- _What the task requires_
Reproduce every one of the records below word for word, with each line left unchanged.

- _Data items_
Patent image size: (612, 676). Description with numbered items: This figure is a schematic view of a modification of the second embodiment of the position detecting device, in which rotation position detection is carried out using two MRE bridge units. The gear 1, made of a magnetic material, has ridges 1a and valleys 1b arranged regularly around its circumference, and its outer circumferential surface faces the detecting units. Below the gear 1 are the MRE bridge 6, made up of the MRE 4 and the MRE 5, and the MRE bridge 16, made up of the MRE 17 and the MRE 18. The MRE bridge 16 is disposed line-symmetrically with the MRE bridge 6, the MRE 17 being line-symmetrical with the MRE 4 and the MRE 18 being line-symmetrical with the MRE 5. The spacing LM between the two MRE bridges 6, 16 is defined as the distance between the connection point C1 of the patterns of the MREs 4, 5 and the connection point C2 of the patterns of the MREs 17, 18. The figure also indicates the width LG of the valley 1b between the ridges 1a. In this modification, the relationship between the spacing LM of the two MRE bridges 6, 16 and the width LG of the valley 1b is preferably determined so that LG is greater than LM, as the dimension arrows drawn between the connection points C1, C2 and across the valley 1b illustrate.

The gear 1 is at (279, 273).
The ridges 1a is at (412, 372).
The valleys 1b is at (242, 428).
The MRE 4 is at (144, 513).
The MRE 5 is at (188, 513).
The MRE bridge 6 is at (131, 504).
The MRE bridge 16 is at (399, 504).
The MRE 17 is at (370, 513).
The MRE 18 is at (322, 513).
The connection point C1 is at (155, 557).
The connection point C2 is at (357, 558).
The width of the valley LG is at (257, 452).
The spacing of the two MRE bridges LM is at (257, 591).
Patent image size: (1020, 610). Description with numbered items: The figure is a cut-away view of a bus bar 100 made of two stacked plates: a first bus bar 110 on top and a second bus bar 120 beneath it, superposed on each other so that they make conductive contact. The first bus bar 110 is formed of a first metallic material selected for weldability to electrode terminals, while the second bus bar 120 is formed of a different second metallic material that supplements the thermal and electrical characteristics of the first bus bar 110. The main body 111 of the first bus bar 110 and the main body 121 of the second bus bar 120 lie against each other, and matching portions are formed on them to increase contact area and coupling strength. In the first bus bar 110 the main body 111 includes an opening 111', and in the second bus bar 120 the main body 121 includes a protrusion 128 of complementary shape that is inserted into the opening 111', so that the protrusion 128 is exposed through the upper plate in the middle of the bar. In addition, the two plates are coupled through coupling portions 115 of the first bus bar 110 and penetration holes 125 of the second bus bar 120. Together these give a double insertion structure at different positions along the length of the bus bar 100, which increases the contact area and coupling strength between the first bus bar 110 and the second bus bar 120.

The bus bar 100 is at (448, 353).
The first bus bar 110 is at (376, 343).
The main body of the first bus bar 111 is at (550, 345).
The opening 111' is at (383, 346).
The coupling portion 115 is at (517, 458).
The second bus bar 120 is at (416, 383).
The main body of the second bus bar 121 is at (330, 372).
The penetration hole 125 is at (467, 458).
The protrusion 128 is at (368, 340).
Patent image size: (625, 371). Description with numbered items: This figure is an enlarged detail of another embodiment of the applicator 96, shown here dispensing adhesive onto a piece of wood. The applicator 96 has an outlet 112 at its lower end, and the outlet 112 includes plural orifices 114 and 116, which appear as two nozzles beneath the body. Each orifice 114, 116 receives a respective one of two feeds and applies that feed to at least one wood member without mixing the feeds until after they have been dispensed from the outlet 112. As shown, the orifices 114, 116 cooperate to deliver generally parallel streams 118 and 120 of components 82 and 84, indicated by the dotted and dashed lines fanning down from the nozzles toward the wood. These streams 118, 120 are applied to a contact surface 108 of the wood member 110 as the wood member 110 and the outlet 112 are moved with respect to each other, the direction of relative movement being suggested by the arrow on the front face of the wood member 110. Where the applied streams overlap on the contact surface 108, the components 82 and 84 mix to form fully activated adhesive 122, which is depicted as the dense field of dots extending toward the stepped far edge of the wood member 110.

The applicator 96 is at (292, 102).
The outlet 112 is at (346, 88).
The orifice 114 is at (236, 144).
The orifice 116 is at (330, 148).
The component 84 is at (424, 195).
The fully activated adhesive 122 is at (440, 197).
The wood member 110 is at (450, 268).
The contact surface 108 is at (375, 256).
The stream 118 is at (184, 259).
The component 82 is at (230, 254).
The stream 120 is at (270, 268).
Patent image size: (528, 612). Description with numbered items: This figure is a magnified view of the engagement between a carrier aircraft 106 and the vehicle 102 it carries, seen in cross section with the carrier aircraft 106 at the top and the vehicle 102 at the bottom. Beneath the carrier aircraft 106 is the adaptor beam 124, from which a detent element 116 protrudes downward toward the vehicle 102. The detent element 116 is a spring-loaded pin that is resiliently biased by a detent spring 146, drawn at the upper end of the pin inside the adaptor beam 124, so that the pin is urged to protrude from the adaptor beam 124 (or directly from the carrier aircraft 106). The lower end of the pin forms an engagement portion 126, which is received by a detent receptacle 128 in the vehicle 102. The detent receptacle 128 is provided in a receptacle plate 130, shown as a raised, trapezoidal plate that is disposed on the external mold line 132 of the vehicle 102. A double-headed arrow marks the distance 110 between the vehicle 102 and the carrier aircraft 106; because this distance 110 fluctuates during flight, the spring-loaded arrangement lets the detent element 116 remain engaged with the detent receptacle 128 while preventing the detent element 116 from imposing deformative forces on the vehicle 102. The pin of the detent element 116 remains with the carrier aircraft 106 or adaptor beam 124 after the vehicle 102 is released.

- _Written solution_
Patent image size: (612, 676). Description with numbered items: This figure is a schematic view of a modification of the second embodiment of the position detecting device, in which rotation position detection is carried out using two MRE bridge units. The gear 1, made of a magnetic material, has ridges 1a and valleys 1b arranged regularly around its circumference, and its outer circumferential surface faces the detecting units. Below the gear 1 are the MRE bridge 6, made up of the MRE 4 and the MRE 5, and the MRE bridge 16, made up of the MRE 17 and the MRE 18. The MRE bridge 16 is disposed line-symmetrically with the MRE bridge 6, the MRE 17 being line-symmetrical with the MRE 4 and the MRE 18 being line-symmetrical with the MRE 5. The spacing LM between the two MRE bridges 6, 16 is defined as the distance between the connection point C1 of the patterns of the MREs 4, 5 and the connection point C2 of the patterns of the MREs 17, 18. The figure also indicates the width LG of the valley 1b between the ridges 1a. In this modification, the relationship between the spacing LM of the two MRE bridges 6, 16 and the width LG of the valley 1b is preferably determined so that LG is greater than LM, as the dimension arrows drawn between the connection points C1, C2 and across the valley 1b illustrate.

The gear 1 is at (279, 273).
The ridges 1a is at (412, 372).
The valleys 1b is at (242, 428).
The MRE 4 is at (144, 513).
The MRE 5 is at (188, 513).
The MRE bridge 6 is at (131, 504).
The MRE bridge 16 is at (399, 504).
The MRE 17 is at (370, 513).
The MRE 18 is at (322, 513).
The connection point C1 is at (155, 557).
The connection point C2 is at (357, 558).
The width of the valley LG is at (257, 452).
The spacing of the two MRE bridges LM is at (257, 591).
Patent image size: (1020, 610). Description with numbered items: The figure is a cut-away view of a bus bar 100 made of two stacked plates: a first bus bar 110 on top and a second bus bar 120 beneath it, superposed on each other so that they make conductive contact. The first bus bar 110 is formed of a first metallic material selected for weldability to electrode terminals, while the second bus bar 120 is formed of a different second metallic material that supplements the thermal and electrical characteristics of the first bus bar 110. The main body 111 of the first bus bar 110 and the main body 121 of the second bus bar 120 lie against each other, and matching portions are formed on them to increase contact area and coupling strength. In the first bus bar 110 the main body 111 includes an opening 111', and in the second bus bar 120 the main body 121 includes a protrusion 128 of complementary shape that is inserted into the opening 111', so that the protrusion 128 is exposed through the upper plate in the middle of the bar. In addition, the two plates are coupled through coupling portions 115 of the first bus bar 110 and penetration holes 125 of the second bus bar 120. Together these give a double insertion structure at different positions along the length of the bus bar 100, which increases the contact area and coupling strength between the first bus bar 110 and the second bus bar 120.

The bus bar 100 is at (448, 353).
The first bus bar 110 is at (376, 343).
The main body of the first bus bar 111 is at (550, 345).
The opening 111' is at (383, 346).
The coupling portion 115 is at (517, 458).
The second bus bar 120 is at (416, 383).
The main body of the second bus bar 121 is at (330, 372).
The penetration hole 125 is at (467, 458).
The protrusion 128 is at (368, 340).
Patent image size: (625, 371). Description with numbered items: This figure is an enlarged detail of another embodiment of the applicator 96, shown here dispensing adhesive onto a piece of wood. The applicator 96 has an outlet 112 at its lower end, and the outlet 112 includes plural orifices 114 and 116, which appear as two nozzles beneath the body. Each orifice 114, 116 receives a respective one of two feeds and applies that feed to at least one wood member without mixing the feeds until after they have been dispensed from the outlet 112. As shown, the orifices 114, 116 cooperate to deliver generally parallel streams 118 and 120 of components 82 and 84, indicated by the dotted and dashed lines fanning down from the nozzles toward the wood. These streams 118, 120 are applied to a contact surface 108 of the wood member 110 as the wood member 110 and the outlet 112 are moved with respect to each other, the direction of relative movement being suggested by the arrow on the front face of the wood member 110. Where the applied streams overlap on the contact surface 108, the components 82 and 84 mix to form fully activated adhesive 122, which is depicted as the dense field of dots extending toward the stepped far edge of the wood member 110.

The applicator 96 is at (292, 102).
The outlet 112 is at (346, 88).
The orifice 114 is at (236, 144).
The orifice 116 is at (330, 148).
The component 84 is at (424, 195).
The fully activated adhesive 122 is at (440, 197).
The wood member 110 is at (450, 268).
The contact surface 108 is at (375, 256).
The stream 118 is at (184, 259).
The component 82 is at (230, 254).
The stream 120 is at (270, 268).
Patent image size: (528, 612). Description with numbered items: This figure is a magnified view of the engagement between a carrier aircraft 106 and the vehicle 102 it carries, seen in cross section with the carrier aircraft 106 at the top and the vehicle 102 at the bottom. Beneath the carrier aircraft 106 is the adaptor beam 124, from which a detent element 116 protrudes downward toward the vehicle 102. The detent element 116 is a spring-loaded pin that is resiliently biased by a detent spring 146, drawn at the upper end of the pin inside the adaptor beam 124, so that the pin is urged to protrude from the adaptor beam 124 (or directly from the carrier aircraft 106). The lower end of the pin forms an engagement portion 126, which is received by a detent receptacle 128 in the vehicle 102. The detent receptacle 128 is provided in a receptacle plate 130, shown as a raised, trapezoidal plate that is disposed on the external mold line 132 of the vehicle 102. A double-headed arrow marks the distance 110 between the vehicle 102 and the carrier aircraft 106; because this distance 110 fluctuates during flight, the spring-loaded arrangement lets the detent element 116 remain engaged with the detent receptacle 128 while preventing the detent element 116 from imposing deformative forces on the vehicle 102. The pin of the detent element 116 remains with the carrier aircraft 106 or adaptor beam 124 after the vehicle 102 is released.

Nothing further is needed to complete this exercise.